#### WRITTEN INSTRUCTION:
Identify, in the records below, every line where the string "subsidiaries" appears, and copy each such line.

(Extracted records)

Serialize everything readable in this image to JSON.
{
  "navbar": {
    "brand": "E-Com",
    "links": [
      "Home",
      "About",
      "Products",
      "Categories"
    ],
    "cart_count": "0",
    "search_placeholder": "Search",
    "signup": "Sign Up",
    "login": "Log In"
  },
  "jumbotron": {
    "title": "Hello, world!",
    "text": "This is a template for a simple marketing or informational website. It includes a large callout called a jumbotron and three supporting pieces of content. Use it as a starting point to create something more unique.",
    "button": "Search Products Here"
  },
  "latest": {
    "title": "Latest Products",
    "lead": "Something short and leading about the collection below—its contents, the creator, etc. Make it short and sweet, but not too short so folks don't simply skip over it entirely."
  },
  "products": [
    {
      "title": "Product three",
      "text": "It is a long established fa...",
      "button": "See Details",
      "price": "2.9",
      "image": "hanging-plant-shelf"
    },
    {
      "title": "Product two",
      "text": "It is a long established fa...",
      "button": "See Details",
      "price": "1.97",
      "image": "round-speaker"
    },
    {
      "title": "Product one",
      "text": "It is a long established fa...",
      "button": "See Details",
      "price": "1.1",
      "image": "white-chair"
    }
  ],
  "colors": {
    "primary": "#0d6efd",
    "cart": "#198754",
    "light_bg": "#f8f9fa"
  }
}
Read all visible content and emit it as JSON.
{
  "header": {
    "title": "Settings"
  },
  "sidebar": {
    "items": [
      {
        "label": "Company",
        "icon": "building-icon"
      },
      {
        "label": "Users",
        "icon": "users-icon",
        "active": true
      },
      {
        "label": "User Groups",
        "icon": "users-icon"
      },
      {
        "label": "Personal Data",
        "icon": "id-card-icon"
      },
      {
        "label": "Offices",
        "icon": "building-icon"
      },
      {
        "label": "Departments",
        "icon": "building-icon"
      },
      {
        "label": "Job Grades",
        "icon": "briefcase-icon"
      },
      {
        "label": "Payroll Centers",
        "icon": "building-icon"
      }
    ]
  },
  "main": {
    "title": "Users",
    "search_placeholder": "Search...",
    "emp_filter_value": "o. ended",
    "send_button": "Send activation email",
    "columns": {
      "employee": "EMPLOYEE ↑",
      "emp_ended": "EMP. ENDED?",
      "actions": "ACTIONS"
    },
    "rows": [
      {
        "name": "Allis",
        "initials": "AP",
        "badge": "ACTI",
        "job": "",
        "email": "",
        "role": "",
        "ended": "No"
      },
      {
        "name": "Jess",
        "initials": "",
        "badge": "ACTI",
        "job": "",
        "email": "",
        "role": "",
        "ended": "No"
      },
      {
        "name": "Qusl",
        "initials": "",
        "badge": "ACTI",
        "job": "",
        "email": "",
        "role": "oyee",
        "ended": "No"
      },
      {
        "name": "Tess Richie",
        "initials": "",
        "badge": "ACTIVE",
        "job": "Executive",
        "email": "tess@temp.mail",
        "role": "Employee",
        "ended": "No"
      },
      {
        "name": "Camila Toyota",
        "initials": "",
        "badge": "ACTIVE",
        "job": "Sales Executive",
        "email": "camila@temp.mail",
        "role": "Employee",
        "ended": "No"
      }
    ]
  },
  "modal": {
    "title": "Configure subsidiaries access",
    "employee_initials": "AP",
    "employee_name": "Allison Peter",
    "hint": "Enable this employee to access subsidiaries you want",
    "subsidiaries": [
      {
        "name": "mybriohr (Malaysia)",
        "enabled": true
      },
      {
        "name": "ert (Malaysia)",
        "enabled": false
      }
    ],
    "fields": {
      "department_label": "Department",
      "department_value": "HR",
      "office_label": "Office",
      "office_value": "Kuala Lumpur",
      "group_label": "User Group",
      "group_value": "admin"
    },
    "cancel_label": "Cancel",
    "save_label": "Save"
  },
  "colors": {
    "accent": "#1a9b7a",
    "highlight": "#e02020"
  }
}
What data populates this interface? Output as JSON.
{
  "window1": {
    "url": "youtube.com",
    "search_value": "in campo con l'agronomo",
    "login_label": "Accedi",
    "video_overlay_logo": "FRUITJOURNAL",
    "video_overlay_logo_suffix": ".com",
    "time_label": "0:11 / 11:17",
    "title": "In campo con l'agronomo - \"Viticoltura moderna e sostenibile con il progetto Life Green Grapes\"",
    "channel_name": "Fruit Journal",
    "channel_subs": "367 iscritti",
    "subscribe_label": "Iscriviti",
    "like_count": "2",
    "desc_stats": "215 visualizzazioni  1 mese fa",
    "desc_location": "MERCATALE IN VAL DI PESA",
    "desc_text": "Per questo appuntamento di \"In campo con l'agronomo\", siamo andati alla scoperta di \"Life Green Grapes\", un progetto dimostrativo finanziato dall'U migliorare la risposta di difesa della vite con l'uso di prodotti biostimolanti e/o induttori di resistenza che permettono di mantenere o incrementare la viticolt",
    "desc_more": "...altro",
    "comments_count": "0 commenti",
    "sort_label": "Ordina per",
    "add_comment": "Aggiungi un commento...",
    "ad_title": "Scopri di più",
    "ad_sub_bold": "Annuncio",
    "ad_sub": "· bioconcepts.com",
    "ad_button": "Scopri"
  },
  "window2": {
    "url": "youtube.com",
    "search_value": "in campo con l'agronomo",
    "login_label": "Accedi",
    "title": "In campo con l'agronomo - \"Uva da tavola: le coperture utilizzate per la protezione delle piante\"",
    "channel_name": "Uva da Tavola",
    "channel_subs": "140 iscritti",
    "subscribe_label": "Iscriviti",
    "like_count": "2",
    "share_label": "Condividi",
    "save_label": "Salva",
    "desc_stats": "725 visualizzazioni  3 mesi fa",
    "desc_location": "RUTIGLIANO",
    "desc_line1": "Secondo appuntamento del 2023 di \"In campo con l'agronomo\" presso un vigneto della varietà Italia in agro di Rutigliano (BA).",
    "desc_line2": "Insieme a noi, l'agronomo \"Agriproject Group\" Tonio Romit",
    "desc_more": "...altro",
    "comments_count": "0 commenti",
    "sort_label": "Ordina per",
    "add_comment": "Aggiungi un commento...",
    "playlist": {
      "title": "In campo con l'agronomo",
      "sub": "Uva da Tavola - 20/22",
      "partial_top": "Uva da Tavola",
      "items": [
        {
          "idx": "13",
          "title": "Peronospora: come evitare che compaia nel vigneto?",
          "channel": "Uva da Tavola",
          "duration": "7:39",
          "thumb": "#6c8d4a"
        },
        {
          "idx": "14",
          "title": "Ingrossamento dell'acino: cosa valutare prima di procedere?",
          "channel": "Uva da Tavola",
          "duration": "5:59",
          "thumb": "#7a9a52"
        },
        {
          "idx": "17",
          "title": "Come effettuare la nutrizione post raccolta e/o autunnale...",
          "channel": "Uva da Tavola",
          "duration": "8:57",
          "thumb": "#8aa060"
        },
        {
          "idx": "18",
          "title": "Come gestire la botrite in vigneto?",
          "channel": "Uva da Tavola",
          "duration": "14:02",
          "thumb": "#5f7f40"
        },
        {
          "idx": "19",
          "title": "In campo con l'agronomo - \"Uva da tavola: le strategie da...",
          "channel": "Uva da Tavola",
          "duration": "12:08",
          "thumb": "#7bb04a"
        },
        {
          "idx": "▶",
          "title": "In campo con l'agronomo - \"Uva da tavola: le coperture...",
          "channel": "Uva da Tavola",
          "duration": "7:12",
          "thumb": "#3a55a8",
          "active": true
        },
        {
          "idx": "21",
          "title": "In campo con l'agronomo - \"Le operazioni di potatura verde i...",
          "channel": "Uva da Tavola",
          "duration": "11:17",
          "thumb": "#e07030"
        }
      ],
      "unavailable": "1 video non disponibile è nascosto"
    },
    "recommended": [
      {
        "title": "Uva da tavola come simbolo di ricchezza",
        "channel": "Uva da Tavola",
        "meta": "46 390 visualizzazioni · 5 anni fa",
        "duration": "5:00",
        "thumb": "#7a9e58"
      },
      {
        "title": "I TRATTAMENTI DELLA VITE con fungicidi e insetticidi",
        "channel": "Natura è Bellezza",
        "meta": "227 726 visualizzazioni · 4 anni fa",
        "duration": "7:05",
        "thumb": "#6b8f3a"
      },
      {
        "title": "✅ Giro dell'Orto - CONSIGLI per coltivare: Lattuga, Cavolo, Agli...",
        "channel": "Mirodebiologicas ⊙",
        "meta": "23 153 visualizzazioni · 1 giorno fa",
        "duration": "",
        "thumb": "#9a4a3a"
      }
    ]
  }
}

#### CORRECT ANSWER:
    "title": "Configure subsidiaries access",
    "hint": "Enable this employee to access subsidiaries you want",
    "subsidiaries": [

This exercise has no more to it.